Exercise description: Read the lines that follow and pick out every one containing the word "азота".

Data for the task:
==================================================

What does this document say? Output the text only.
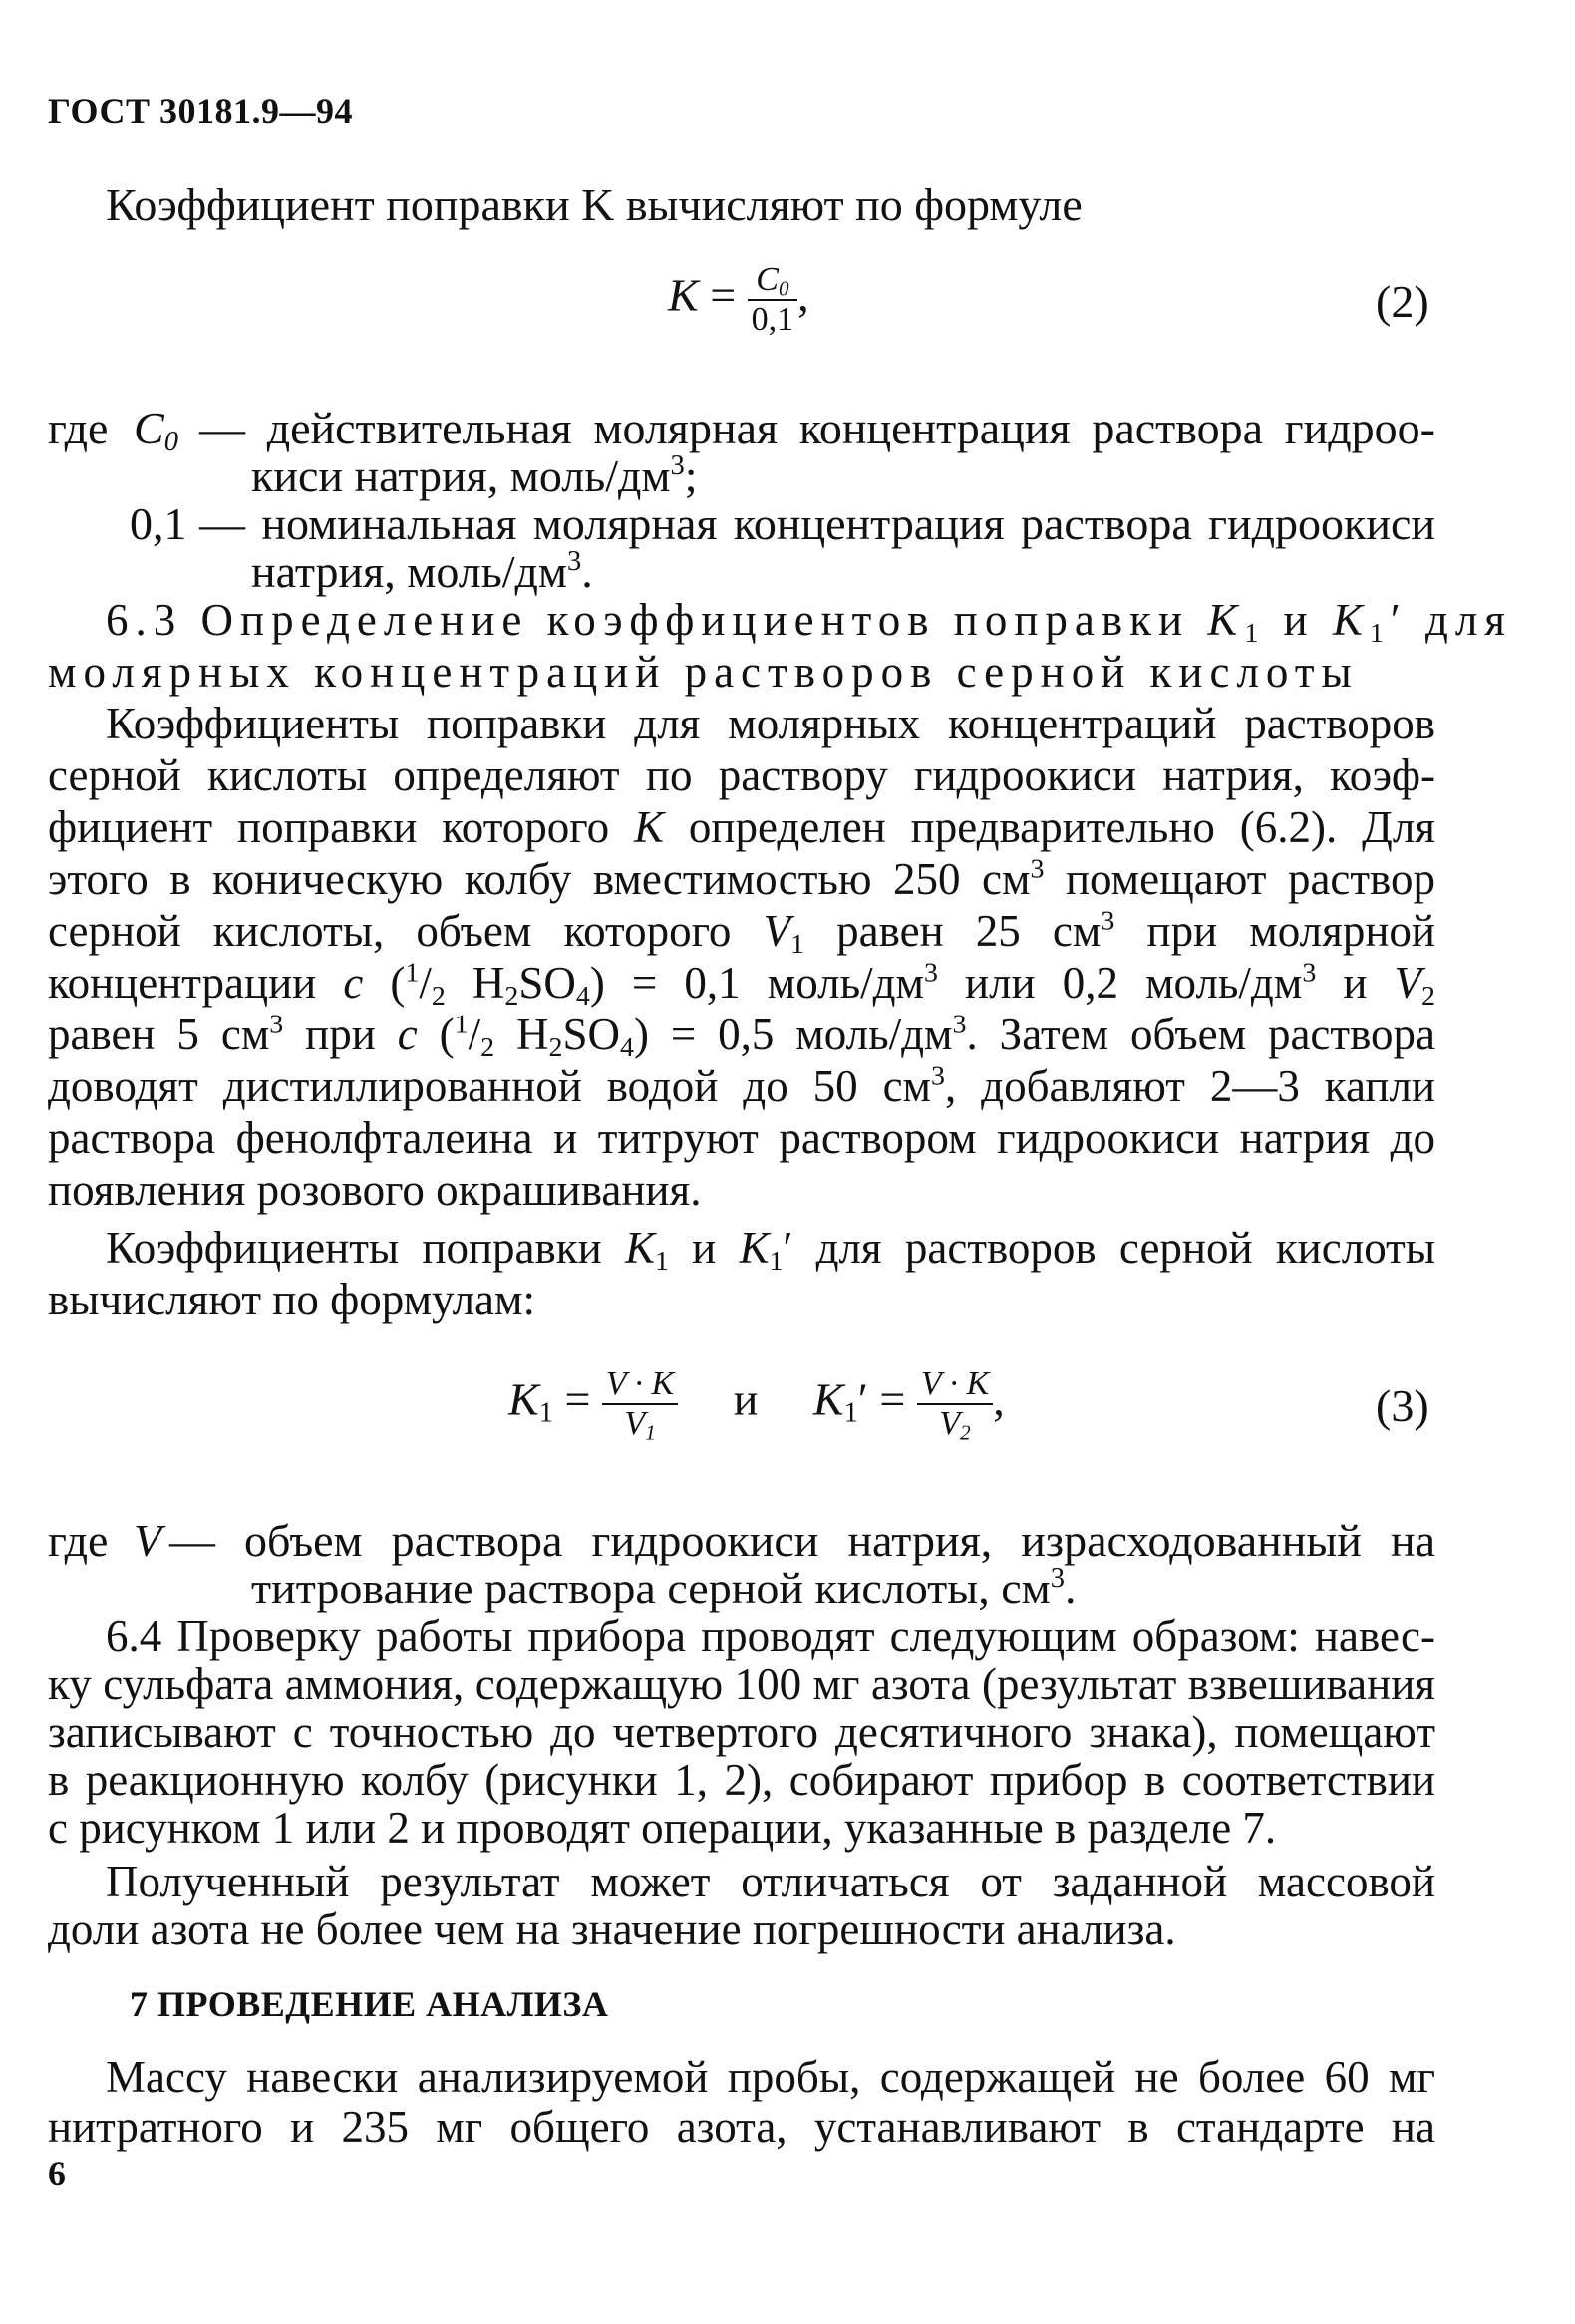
ГОСТ 30181.9—94
Коэффициент поправки K вычисляют по формуле
$K = \frac{C_0}{0,1}$ ,	(2)
где $C_0$ — действительная молярная концентрация раствора гидроо-
киси натрия, моль/$дм^3$;
0,1 — номинальная молярная концентрация раствора гидроокиси
натрия, моль/$дм^3$.
6.3 Определение коэффициентов поправки $K_1$ и $K_1'$ для
молярных концентраций растворов серной кислоты
Коэффициенты поправки для молярных концентраций растворов
серной кислоты определяют по раствору гидроокиси натрия, коэф-
фициент поправки которого K определен предварительно (6.2). Для
этого в коническую колбу вместимостью 250 $см^3$ помещают раствор
серной кислоты, объем которого $V_1$ равен 25 $см^3$ при молярной
концентрации c ($^1/_2$ $H_2SO_4) = 0,1$ моль/$дм^3$ или 0,2 моль/$дм^3$ и $V_2$
равен 5 $см^3$ при c ($^1/_2$ $H_2SO_4) = 0,5$ моль/$дм^3$. Затем объем раствора
доводят дистиллированной водой до 50 $см^3$, добавляют 2—3 капли
раствора фенолфталеина и титруют раствором гидроокиси натрия до
появления розового окрашивания.
Коэффициенты поправки $K_1$ и $K_1'$ для растворов серной кислоты
вычисляют по формулам:
$K_1 = \frac{V \cdot K}{V_1}$ и $K_1' = \frac{V \cdot K}{V_2}$ ,	(3)
где V — объем раствора гидроокиси натрия, израсходованный на
титрование раствора серной кислоты, $см^3$.
6.4 Проверку работы прибора проводят следующим образом: навес-
ку сульфата аммония, содержащую 100 мг азота (результат взвешивания
записывают с точностью до четвертого десятичного знака), помещают
в реакционную колбу (рисунки 1, 2), собирают прибор в соответствии
с рисунком 1 или 2 и проводят операции, указанные в разделе 7.
Полученный результат может отличаться от заданной массовой
доли азота не более чем на значение погрешности анализа.
7 ПРОВЕДЕНИЕ АНАЛИЗА
Массу навески анализируемой пробы, содержащей не более 60 мг
нитратного и 235 мг общего азота, устанавливают в стандарте на
6
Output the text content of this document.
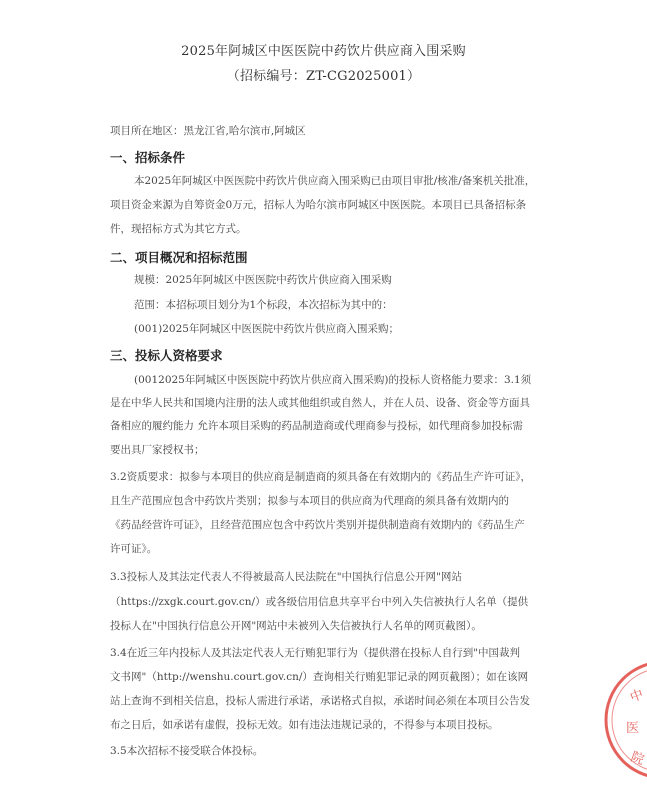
2025年阿城区中医医院中药饮片供应商入围采购
（招标编号：ZT-CG2025001）
项目所在地区：黑龙江省,哈尔滨市,阿城区
一、招标条件
本2025年阿城区中医医院中药饮片供应商入围采购已由项目审批/核准/备案机关批准，
项目资金来源为自筹资金0万元，招标人为哈尔滨市阿城区中医医院。本项目已具备招标条
件，现招标方式为其它方式。
二、项目概况和招标范围
规模：2025年阿城区中医医院中药饮片供应商入围采购
范围：本招标项目划分为1个标段，本次招标为其中的：
(001)2025年阿城区中医医院中药饮片供应商入围采购；
三、投标人资格要求
(0012025年阿城区中医医院中药饮片供应商入围采购)的投标人资格能力要求：3.1须
是在中华人民共和国境内注册的法人或其他组织或自然人，并在人员、设备、资金等方面具
备相应的履约能力 允许本项目采购的药品制造商或代理商参与投标，如代理商参加投标需
要出具厂家授权书；
3.2资质要求：拟参与本项目的供应商是制造商的须具备在有效期内的《药品生产许可证》，
且生产范围应包含中药饮片类别；拟参与本项目的供应商为代理商的须具备有效期内的
《药品经营许可证》，且经营范围应包含中药饮片类别并提供制造商有效期内的《药品生产
许可证》。
3.3投标人及其法定代表人不得被最高人民法院在"中国执行信息公开网"网站
（https://zxgk.court.gov.cn/）或各级信用信息共享平台中列入失信被执行人名单（提供
投标人在"中国执行信息公开网"网站中未被列入失信被执行人名单的网页截图）。
3.4在近三年内投标人及其法定代表人无行贿犯罪行为（提供潜在投标人自行到"中国裁判
文书网"（http://wenshu.court.gov.cn/）查询相关行贿犯罪记录的网页截图）；如在该网
站上查询不到相关信息，投标人需进行承诺，承诺格式自拟，承诺时间必须在本项目公告发
布之日后，如承诺有虚假，投标无效。如有违法违规记录的，不得参与本项目投标。
3.5本次招标不接受联合体投标。
中
医
院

==================================================

Reply:
ку сульфата аммония, содержащую 100 мг азота (результат взвешивания
доли азота не более чем на значение погрешности анализа.
нитратного и 235 мг общего азота, устанавливают в стандарте на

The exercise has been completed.